#### Problem statement:
Show every line containing "Corporation" by copying it.

## BEGIN Task inputs

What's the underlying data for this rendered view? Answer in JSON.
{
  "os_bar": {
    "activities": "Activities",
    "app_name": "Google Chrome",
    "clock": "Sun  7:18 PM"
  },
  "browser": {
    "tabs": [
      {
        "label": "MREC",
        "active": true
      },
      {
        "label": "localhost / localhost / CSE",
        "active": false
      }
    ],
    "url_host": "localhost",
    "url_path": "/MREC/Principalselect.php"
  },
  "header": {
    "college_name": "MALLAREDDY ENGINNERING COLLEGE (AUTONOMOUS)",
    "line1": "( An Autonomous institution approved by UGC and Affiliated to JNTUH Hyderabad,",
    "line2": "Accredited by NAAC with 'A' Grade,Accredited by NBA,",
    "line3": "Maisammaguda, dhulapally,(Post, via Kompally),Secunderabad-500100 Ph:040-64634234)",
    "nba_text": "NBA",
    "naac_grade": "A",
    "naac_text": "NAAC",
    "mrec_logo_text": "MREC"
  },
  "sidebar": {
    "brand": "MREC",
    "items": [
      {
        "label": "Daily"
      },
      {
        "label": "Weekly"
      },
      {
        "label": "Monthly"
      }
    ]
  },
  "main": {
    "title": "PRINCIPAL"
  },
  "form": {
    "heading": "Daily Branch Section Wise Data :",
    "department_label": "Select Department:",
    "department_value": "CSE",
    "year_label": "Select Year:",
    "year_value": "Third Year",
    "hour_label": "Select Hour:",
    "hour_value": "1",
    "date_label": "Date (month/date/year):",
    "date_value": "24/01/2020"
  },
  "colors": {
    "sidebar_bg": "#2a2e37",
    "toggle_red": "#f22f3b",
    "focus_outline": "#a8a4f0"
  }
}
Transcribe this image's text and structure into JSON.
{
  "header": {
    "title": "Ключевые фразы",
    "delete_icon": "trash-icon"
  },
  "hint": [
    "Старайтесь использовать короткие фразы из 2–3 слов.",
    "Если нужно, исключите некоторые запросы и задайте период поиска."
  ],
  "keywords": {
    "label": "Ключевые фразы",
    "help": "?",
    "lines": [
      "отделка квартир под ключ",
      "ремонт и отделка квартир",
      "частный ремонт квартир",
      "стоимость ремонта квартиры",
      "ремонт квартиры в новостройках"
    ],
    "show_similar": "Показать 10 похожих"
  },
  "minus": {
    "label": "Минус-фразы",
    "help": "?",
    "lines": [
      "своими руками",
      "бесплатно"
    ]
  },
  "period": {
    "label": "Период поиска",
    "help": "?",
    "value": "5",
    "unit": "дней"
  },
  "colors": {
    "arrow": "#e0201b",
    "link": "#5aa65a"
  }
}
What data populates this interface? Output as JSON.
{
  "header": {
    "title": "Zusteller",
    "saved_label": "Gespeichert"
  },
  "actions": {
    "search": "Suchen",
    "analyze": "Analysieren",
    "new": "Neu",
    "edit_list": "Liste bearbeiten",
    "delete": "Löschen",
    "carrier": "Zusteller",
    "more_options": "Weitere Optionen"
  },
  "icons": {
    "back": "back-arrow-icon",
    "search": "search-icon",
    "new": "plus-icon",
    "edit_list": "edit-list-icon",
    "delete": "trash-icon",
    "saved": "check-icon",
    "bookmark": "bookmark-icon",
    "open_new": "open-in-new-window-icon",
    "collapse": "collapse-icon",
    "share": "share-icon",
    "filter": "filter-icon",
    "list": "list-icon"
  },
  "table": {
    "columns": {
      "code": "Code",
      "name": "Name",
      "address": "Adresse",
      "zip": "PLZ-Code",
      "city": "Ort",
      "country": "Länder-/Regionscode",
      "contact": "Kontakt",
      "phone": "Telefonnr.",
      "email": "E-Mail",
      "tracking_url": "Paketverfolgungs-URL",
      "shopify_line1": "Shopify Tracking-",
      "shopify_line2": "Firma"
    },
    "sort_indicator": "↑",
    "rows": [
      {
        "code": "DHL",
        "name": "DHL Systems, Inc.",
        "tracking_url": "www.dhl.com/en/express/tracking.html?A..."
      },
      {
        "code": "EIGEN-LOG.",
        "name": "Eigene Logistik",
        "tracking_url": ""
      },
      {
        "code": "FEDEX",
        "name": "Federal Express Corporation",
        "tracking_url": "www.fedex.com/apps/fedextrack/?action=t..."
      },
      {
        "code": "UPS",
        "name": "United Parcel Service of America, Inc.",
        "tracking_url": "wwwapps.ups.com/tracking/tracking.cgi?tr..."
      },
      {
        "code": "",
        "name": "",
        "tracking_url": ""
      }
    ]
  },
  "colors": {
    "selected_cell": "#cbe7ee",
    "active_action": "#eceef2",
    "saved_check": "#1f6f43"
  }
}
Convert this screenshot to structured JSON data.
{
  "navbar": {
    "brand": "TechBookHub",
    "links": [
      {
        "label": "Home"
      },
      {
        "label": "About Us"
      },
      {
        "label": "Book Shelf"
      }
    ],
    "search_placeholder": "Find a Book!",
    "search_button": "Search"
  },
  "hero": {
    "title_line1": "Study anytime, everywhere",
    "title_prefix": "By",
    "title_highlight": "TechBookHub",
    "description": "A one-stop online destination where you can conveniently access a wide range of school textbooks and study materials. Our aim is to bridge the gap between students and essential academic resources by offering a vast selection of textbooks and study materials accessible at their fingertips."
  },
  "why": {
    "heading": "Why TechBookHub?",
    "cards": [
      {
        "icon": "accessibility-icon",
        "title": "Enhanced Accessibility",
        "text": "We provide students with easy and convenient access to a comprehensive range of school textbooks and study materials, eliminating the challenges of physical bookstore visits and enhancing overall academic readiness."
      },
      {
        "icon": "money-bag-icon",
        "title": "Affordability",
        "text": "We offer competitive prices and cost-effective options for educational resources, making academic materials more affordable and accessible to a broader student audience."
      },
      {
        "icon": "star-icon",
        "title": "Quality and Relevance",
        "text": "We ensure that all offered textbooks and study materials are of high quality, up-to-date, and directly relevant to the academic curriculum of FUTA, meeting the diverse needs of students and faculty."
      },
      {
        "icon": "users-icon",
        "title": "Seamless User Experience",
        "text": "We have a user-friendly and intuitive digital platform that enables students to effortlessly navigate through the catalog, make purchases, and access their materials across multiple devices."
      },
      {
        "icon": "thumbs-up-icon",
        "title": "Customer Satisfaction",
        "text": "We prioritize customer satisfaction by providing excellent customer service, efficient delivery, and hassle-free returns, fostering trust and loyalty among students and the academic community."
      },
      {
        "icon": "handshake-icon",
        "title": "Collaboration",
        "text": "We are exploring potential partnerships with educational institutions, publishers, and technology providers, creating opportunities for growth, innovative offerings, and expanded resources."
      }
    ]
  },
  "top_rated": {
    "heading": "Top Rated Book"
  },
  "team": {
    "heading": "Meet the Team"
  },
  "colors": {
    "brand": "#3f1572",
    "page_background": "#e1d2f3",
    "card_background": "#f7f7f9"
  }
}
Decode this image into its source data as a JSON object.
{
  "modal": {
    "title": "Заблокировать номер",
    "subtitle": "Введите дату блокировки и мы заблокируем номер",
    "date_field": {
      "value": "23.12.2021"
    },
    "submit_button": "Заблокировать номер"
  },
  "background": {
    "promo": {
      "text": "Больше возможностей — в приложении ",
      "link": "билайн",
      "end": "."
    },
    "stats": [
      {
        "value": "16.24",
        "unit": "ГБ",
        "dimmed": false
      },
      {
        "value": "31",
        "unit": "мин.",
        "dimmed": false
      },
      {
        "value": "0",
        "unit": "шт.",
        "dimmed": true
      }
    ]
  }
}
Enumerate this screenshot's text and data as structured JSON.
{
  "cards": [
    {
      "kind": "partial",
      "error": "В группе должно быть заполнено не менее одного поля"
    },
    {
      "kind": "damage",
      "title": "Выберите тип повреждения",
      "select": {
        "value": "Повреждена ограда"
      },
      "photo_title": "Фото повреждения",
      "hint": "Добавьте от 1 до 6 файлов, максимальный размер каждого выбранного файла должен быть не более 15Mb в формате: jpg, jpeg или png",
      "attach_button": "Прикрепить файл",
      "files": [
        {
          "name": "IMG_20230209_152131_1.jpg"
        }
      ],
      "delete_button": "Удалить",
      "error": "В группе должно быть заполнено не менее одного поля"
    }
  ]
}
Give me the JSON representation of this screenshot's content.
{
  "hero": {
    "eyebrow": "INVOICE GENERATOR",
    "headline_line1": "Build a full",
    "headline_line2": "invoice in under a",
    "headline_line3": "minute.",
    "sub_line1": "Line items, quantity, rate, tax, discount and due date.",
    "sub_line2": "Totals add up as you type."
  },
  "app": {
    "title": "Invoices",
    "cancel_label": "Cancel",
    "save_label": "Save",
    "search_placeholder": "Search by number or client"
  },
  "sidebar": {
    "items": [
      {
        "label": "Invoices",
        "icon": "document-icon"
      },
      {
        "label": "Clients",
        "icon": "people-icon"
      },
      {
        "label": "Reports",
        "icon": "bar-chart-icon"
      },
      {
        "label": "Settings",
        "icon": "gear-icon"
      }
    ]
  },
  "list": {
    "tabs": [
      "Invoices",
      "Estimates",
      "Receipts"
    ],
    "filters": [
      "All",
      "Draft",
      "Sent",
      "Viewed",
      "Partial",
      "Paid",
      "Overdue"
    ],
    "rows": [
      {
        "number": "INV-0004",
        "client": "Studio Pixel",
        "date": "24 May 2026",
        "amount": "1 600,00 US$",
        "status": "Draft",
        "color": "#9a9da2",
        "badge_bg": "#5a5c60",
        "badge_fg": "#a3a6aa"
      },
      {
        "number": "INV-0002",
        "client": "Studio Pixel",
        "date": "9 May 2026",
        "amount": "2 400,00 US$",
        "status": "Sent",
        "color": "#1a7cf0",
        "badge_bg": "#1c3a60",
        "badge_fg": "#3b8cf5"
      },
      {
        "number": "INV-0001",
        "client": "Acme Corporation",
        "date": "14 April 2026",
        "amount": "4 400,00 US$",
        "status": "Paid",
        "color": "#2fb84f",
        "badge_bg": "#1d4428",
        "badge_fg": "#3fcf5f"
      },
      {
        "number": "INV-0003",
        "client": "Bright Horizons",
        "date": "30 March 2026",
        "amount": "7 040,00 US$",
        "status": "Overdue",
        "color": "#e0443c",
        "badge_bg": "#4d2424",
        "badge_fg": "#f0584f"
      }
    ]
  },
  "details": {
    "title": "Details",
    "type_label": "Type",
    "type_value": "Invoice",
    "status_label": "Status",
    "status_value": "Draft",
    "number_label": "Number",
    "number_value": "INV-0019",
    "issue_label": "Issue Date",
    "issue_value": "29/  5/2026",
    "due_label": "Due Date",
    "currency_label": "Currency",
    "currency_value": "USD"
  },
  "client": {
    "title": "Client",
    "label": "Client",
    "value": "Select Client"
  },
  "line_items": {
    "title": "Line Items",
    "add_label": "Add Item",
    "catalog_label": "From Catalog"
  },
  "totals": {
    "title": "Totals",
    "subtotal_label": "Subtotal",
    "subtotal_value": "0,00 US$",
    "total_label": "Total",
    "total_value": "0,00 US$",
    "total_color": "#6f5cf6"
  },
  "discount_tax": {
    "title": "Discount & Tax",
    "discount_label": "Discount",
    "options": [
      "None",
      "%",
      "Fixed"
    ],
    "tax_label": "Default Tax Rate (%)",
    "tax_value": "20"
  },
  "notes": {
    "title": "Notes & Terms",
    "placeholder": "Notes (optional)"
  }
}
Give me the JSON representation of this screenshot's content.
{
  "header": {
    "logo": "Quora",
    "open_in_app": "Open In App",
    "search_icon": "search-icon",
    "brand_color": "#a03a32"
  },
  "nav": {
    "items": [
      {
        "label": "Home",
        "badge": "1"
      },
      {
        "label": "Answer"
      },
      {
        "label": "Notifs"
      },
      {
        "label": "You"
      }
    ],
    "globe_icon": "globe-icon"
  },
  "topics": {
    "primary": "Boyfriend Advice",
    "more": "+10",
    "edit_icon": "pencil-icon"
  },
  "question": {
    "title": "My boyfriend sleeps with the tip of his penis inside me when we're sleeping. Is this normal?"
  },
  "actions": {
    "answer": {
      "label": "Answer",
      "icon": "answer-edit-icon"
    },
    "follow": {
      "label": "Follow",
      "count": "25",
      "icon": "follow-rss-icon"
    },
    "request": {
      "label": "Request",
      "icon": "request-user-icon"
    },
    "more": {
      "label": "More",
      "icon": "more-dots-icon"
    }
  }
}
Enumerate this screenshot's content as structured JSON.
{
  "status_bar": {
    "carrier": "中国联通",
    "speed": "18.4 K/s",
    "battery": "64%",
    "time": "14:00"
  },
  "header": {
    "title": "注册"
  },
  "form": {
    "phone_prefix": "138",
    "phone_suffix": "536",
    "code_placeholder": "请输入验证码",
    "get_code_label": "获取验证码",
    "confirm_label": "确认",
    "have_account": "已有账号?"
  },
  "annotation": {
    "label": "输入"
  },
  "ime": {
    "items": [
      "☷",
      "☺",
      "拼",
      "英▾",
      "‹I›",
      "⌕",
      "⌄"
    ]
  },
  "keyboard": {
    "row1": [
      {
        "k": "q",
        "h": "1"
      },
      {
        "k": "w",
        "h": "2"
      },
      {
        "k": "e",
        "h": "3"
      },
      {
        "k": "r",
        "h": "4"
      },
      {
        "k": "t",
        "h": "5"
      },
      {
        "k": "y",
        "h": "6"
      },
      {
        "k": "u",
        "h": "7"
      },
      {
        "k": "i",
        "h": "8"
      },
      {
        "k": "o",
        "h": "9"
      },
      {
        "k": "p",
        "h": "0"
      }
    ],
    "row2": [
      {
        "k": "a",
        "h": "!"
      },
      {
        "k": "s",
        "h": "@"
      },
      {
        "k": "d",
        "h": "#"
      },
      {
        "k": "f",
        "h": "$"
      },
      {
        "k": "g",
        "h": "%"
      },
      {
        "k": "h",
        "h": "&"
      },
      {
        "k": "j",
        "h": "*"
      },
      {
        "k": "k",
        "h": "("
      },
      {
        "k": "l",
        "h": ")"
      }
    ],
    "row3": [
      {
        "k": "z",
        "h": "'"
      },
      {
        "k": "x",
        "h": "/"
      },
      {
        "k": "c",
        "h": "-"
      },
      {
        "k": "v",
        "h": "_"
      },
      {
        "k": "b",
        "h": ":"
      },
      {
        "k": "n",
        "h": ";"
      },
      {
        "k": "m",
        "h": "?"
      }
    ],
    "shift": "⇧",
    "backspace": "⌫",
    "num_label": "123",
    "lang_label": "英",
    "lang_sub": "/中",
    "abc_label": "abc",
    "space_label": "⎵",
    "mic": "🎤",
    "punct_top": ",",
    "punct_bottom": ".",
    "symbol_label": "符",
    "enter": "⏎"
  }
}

## END Task inputs

#### Exercise solution:
        "name": "Federal Express Corporation",
        "client": "Acme Corporation",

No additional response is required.